==== EXERCISE MATERIALS
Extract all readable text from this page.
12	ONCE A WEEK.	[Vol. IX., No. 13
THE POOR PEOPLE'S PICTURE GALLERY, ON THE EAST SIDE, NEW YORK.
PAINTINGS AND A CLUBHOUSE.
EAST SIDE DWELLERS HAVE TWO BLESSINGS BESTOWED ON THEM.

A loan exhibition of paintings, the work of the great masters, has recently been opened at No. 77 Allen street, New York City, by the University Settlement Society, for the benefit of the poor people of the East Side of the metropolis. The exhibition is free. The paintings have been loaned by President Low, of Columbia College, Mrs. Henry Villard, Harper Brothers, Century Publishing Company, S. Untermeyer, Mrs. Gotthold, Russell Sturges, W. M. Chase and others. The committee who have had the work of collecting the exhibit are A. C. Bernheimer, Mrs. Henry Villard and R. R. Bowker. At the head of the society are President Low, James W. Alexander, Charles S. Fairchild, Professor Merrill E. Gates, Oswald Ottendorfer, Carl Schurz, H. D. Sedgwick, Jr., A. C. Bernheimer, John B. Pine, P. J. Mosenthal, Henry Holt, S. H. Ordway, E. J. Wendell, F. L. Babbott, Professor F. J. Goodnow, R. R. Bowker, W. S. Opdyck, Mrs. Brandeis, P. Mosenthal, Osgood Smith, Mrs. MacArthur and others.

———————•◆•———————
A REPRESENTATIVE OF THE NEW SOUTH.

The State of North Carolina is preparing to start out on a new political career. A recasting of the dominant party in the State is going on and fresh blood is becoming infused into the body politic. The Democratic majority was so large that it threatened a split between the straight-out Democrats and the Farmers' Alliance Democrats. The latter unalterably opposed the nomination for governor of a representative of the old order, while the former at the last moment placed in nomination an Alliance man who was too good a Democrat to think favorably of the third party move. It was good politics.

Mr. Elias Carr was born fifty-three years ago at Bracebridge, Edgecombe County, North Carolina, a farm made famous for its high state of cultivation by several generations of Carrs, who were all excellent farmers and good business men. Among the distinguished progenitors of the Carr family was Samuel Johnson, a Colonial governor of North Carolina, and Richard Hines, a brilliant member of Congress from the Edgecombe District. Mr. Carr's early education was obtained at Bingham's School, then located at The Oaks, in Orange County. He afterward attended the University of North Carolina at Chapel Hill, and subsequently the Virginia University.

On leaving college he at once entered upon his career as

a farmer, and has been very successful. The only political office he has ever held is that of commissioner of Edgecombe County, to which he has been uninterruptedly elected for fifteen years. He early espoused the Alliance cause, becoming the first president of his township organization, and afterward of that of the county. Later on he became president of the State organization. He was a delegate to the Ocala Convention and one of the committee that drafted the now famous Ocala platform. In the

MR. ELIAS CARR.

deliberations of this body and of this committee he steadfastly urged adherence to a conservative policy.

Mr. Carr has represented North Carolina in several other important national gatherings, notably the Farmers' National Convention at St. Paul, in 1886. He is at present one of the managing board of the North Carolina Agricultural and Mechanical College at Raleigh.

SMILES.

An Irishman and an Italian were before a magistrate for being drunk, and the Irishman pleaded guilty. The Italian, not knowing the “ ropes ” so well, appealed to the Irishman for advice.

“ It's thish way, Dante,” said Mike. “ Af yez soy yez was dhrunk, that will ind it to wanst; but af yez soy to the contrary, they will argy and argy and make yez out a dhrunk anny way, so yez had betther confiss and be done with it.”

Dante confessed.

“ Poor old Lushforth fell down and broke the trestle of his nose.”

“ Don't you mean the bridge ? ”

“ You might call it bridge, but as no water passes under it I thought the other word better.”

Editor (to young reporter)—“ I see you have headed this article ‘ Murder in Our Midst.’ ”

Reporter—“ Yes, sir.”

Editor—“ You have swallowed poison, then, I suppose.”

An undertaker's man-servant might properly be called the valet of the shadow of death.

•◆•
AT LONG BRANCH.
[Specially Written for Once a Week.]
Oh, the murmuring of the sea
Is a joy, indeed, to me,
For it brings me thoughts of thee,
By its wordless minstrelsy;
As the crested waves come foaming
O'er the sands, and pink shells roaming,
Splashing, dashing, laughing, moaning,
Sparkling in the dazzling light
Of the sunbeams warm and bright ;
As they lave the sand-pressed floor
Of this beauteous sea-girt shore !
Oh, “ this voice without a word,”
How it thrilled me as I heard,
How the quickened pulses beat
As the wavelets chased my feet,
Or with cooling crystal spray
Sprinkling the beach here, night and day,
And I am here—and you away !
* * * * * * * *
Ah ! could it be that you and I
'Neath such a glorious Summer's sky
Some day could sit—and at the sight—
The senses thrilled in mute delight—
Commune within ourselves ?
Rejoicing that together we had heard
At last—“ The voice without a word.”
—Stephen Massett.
========
◆ PROBLEM TO WORK ON ◆
Every line of the records above needs to be given again exactly.

◆ TASK RESPONSE ◆
Extract all readable text from this page.
12	ONCE A WEEK.	[Vol. IX., No. 13
THE POOR PEOPLE'S PICTURE GALLERY, ON THE EAST SIDE, NEW YORK.
PAINTINGS AND A CLUBHOUSE.
EAST SIDE DWELLERS HAVE TWO BLESSINGS BESTOWED ON THEM.

A loan exhibition of paintings, the work of the great masters, has recently been opened at No. 77 Allen street, New York City, by the University Settlement Society, for the benefit of the poor people of the East Side of the metropolis. The exhibition is free. The paintings have been loaned by President Low, of Columbia College, Mrs. Henry Villard, Harper Brothers, Century Publishing Company, S. Untermeyer, Mrs. Gotthold, Russell Sturges, W. M. Chase and others. The committee who have had the work of collecting the exhibit are A. C. Bernheimer, Mrs. Henry Villard and R. R. Bowker. At the head of the society are President Low, James W. Alexander, Charles S. Fairchild, Professor Merrill E. Gates, Oswald Ottendorfer, Carl Schurz, H. D. Sedgwick, Jr., A. C. Bernheimer, John B. Pine, P. J. Mosenthal, Henry Holt, S. H. Ordway, E. J. Wendell, F. L. Babbott, Professor F. J. Goodnow, R. R. Bowker, W. S. Opdyck, Mrs. Brandeis, P. Mosenthal, Osgood Smith, Mrs. MacArthur and others.

———————•◆•———————
A REPRESENTATIVE OF THE NEW SOUTH.

The State of North Carolina is preparing to start out on a new political career. A recasting of the dominant party in the State is going on and fresh blood is becoming infused into the body politic. The Democratic majority was so large that it threatened a split between the straight-out Democrats and the Farmers' Alliance Democrats. The latter unalterably opposed the nomination for governor of a representative of the old order, while the former at the last moment placed in nomination an Alliance man who was too good a Democrat to think favorably of the third party move. It was good politics.

Mr. Elias Carr was born fifty-three years ago at Bracebridge, Edgecombe County, North Carolina, a farm made famous for its high state of cultivation by several generations of Carrs, who were all excellent farmers and good business men. Among the distinguished progenitors of the Carr family was Samuel Johnson, a Colonial governor of North Carolina, and Richard Hines, a brilliant member of Congress from the Edgecombe District. Mr. Carr's early education was obtained at Bingham's School, then located at The Oaks, in Orange County. He afterward attended the University of North Carolina at Chapel Hill, and subsequently the Virginia University.

On leaving college he at once entered upon his career as

a farmer, and has been very successful. The only political office he has ever held is that of commissioner of Edgecombe County, to which he has been uninterruptedly elected for fifteen years. He early espoused the Alliance cause, becoming the first president of his township organization, and afterward of that of the county. Later on he became president of the State organization. He was a delegate to the Ocala Convention and one of the committee that drafted the now famous Ocala platform. In the

MR. ELIAS CARR.

deliberations of this body and of this committee he steadfastly urged adherence to a conservative policy.

Mr. Carr has represented North Carolina in several other important national gatherings, notably the Farmers' National Convention at St. Paul, in 1886. He is at present one of the managing board of the North Carolina Agricultural and Mechanical College at Raleigh.

SMILES.

An Irishman and an Italian were before a magistrate for being drunk, and the Irishman pleaded guilty. The Italian, not knowing the “ ropes ” so well, appealed to the Irishman for advice.

“ It's thish way, Dante,” said Mike. “ Af yez soy yez was dhrunk, that will ind it to wanst; but af yez soy to the contrary, they will argy and argy and make yez out a dhrunk anny way, so yez had betther confiss and be done with it.”

Dante confessed.

“ Poor old Lushforth fell down and broke the trestle of his nose.”

“ Don't you mean the bridge ? ”

“ You might call it bridge, but as no water passes under it I thought the other word better.”

Editor (to young reporter)—“ I see you have headed this article ‘ Murder in Our Midst.’ ”

Reporter—“ Yes, sir.”

Editor—“ You have swallowed poison, then, I suppose.”

An undertaker's man-servant might properly be called the valet of the shadow of death.

•◆•
AT LONG BRANCH.
[Specially Written for Once a Week.]
Oh, the murmuring of the sea
Is a joy, indeed, to me,
For it brings me thoughts of thee,
By its wordless minstrelsy;
As the crested waves come foaming
O'er the sands, and pink shells roaming,
Splashing, dashing, laughing, moaning,
Sparkling in the dazzling light
Of the sunbeams warm and bright ;
As they lave the sand-pressed floor
Of this beauteous sea-girt shore !
Oh, “ this voice without a word,”
How it thrilled me as I heard,
How the quickened pulses beat
As the wavelets chased my feet,
Or with cooling crystal spray
Sprinkling the beach here, night and day,
And I am here—and you away !
* * * * * * * *
Ah ! could it be that you and I
'Neath such a glorious Summer's sky
Some day could sit—and at the sight—
The senses thrilled in mute delight—
Commune within ourselves ?
Rejoicing that together we had heard
At last—“ The voice without a word.”
—Stephen Massett.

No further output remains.